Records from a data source
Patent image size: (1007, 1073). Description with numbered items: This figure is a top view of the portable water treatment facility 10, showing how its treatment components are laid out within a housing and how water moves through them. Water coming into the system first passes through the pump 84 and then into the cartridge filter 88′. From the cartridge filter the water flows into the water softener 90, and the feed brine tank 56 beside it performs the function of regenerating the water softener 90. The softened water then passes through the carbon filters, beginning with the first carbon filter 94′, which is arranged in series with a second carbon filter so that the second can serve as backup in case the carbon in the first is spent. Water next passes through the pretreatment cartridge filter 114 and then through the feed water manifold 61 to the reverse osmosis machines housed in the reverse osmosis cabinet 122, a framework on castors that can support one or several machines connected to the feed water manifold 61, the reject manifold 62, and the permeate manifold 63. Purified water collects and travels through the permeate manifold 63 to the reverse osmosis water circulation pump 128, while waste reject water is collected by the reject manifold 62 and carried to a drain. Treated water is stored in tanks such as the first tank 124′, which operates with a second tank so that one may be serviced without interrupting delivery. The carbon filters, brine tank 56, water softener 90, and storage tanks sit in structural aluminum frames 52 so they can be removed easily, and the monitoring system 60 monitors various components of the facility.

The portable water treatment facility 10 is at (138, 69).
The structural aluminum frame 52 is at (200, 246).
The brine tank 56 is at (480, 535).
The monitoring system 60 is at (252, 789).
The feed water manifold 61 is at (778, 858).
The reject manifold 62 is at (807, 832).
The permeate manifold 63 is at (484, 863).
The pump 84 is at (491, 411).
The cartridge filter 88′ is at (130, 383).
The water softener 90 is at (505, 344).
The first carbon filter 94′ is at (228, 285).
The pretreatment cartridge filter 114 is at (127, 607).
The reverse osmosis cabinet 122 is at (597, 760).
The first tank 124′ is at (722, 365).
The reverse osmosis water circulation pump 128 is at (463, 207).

SET EXERCISE
Give each line of the entries as a numbered list, leaving out any blank lines.

EXERCISE RESULT
1. Patent image size: (1007, 1073). Description with numbered items: This figure is a top view of the portable water treatment facility 10, showing how its treatment components are laid out within a housing and how water moves through them. Water coming into the system first passes through the pump 84 and then into the cartridge filter 88′. From the cartridge filter the water flows into the water softener 90, and the feed brine tank 56 beside it performs the function of regenerating the water softener 90. The softened water then passes through the carbon filters, beginning with the first carbon filter 94′, which is arranged in series with a second carbon filter so that the second can serve as backup in case the carbon in the first is spent. Water next passes through the pretreatment cartridge filter 114 and then through the feed water manifold 61 to the reverse osmosis machines housed in the reverse osmosis cabinet 122, a framework on castors that can support one or several machines connected to the feed water manifold 61, the reject manifold 62, and the permeate manifold 63. Purified water collects and travels through the permeate manifold 63 to the reverse osmosis water circulation pump 128, while waste reject water is collected by the reject manifold 62 and carried to a drain. Treated water is stored in tanks such as the first tank 124′, which operates with a second tank so that one may be serviced without interrupting delivery. The carbon filters, brine tank 56, water softener 90, and storage tanks sit in structural aluminum frames 52 so they can be removed easily, and the monitoring system 60 monitors various components of the facility.
2. The portable water treatment facility 10 is at (138, 69).
3. The structural aluminum frame 52 is at (200, 246).
4. The brine tank 56 is at (480, 535).
5. The monitoring system 60 is at (252, 789).
6. The feed water manifold 61 is at (778, 858).
7. The reject manifold 62 is at (807, 832).
8. The permeate manifold 63 is at (484, 863).
9. The pump 84 is at (491, 411).
10. The cartridge filter 88′ is at (130, 383).
11. The water softener 90 is at (505, 344).
12. The first carbon filter 94′ is at (228, 285).
13. The pretreatment cartridge filter 114 is at (127, 607).
14. The reverse osmosis cabinet 122 is at (597, 760).
15. The first tank 124′ is at (722, 365).
16. The reverse osmosis water circulation pump 128 is at (463, 207).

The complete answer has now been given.